> [Dataset rows]

------

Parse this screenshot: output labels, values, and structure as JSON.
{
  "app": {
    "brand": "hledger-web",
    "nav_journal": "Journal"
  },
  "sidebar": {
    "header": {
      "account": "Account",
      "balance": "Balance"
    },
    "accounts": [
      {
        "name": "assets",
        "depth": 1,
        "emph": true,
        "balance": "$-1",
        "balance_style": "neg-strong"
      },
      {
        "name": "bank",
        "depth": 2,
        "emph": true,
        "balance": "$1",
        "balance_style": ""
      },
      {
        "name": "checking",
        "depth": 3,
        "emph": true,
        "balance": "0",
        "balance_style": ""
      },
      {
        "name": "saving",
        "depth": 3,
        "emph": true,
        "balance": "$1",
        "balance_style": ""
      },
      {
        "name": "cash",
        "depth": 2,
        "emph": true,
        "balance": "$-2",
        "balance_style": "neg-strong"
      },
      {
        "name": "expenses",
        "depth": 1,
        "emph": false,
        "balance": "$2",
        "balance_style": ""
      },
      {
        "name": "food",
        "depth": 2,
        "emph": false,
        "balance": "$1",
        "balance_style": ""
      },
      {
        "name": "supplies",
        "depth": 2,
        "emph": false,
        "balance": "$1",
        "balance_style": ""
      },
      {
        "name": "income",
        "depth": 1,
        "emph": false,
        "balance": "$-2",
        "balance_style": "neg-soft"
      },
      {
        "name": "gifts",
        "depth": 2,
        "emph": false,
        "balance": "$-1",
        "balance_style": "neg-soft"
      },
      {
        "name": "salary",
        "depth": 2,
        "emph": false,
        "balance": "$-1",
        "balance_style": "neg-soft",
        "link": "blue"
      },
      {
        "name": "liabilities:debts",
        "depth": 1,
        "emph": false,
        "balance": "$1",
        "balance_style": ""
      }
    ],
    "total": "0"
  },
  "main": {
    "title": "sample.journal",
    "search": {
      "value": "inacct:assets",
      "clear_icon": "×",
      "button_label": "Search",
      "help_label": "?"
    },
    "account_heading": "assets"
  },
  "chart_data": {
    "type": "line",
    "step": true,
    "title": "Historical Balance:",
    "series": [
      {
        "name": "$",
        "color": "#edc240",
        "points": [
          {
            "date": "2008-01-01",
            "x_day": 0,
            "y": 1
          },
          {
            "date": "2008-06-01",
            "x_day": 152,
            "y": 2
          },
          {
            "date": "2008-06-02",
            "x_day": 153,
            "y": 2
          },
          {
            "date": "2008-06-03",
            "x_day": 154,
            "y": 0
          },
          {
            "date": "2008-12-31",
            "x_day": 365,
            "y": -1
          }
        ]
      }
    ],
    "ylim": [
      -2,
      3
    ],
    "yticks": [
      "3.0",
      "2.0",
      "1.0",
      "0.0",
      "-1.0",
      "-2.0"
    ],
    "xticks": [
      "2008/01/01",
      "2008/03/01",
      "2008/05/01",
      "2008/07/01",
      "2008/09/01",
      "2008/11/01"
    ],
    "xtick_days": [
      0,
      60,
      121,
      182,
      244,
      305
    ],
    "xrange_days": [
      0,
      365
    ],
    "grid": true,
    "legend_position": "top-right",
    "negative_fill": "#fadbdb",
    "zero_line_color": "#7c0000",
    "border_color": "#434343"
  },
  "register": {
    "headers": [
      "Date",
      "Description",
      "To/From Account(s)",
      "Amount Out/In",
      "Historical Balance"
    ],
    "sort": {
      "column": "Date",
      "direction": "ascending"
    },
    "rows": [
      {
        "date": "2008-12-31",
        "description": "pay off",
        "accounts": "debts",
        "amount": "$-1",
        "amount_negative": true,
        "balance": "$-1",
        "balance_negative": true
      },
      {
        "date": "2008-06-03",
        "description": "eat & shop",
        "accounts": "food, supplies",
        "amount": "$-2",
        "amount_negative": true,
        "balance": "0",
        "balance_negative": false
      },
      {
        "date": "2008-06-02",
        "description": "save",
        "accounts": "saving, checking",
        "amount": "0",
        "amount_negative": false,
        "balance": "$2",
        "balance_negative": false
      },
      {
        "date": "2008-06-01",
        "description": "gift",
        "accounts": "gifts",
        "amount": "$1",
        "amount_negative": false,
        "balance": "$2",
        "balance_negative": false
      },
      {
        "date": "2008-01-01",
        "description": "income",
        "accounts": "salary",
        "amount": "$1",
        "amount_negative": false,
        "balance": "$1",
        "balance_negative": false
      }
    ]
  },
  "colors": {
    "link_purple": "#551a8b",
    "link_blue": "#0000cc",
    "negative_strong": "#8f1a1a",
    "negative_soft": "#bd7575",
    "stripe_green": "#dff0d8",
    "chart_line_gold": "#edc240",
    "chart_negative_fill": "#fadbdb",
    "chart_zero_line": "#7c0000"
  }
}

------

> [To do]
Report back each line of the entries that holds the string "title".

> [Solution to this exercise]
    "title": "sample.journal",
    "title": "Historical Balance:",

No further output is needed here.